*Recorded data*:
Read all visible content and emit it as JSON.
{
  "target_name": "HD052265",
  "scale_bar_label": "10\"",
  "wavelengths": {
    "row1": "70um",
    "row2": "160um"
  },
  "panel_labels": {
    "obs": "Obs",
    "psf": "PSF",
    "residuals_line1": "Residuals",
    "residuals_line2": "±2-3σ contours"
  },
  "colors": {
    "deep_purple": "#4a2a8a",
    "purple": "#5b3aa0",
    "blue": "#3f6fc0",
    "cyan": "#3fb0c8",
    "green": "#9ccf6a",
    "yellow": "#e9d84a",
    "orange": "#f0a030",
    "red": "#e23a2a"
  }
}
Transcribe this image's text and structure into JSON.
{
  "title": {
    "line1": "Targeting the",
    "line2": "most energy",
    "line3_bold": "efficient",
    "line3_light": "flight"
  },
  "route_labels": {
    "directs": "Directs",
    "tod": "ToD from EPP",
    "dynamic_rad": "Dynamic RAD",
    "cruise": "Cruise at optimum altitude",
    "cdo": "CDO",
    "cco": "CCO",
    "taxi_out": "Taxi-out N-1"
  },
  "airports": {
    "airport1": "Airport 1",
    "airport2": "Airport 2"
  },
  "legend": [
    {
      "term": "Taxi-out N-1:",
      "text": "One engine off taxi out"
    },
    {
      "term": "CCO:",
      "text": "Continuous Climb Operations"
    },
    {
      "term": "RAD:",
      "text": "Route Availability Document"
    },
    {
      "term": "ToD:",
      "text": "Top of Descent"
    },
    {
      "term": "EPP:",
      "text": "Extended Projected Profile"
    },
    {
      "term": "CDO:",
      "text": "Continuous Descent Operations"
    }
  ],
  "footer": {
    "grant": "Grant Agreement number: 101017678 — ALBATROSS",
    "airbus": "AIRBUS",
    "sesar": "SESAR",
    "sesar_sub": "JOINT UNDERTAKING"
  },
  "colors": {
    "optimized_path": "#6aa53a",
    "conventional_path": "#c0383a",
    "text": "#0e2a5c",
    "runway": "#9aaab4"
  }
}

*TASK BRIEF*:
Set all of the records down again, exactly as they stand.

*SOLUTION TO THE EXERCISE*:
Read all visible content and emit it as JSON.
{
  "target_name": "HD052265",
  "scale_bar_label": "10\"",
  "wavelengths": {
    "row1": "70um",
    "row2": "160um"
  },
  "panel_labels": {
    "obs": "Obs",
    "psf": "PSF",
    "residuals_line1": "Residuals",
    "residuals_line2": "±2-3σ contours"
  },
  "colors": {
    "deep_purple": "#4a2a8a",
    "purple": "#5b3aa0",
    "blue": "#3f6fc0",
    "cyan": "#3fb0c8",
    "green": "#9ccf6a",
    "yellow": "#e9d84a",
    "orange": "#f0a030",
    "red": "#e23a2a"
  }
}
Transcribe this image's text and structure into JSON.
{
  "title": {
    "line1": "Targeting the",
    "line2": "most energy",
    "line3_bold": "efficient",
    "line3_light": "flight"
  },
  "route_labels": {
    "directs": "Directs",
    "tod": "ToD from EPP",
    "dynamic_rad": "Dynamic RAD",
    "cruise": "Cruise at optimum altitude",
    "cdo": "CDO",
    "cco": "CCO",
    "taxi_out": "Taxi-out N-1"
  },
  "airports": {
    "airport1": "Airport 1",
    "airport2": "Airport 2"
  },
  "legend": [
    {
      "term": "Taxi-out N-1:",
      "text": "One engine off taxi out"
    },
    {
      "term": "CCO:",
      "text": "Continuous Climb Operations"
    },
    {
      "term": "RAD:",
      "text": "Route Availability Document"
    },
    {
      "term": "ToD:",
      "text": "Top of Descent"
    },
    {
      "term": "EPP:",
      "text": "Extended Projected Profile"
    },
    {
      "term": "CDO:",
      "text": "Continuous Descent Operations"
    }
  ],
  "footer": {
    "grant": "Grant Agreement number: 101017678 — ALBATROSS",
    "airbus": "AIRBUS",
    "sesar": "SESAR",
    "sesar_sub": "JOINT UNDERTAKING"
  },
  "colors": {
    "optimized_path": "#6aa53a",
    "conventional_path": "#c0383a",
    "text": "#0e2a5c",
    "runway": "#9aaab4"
  }
}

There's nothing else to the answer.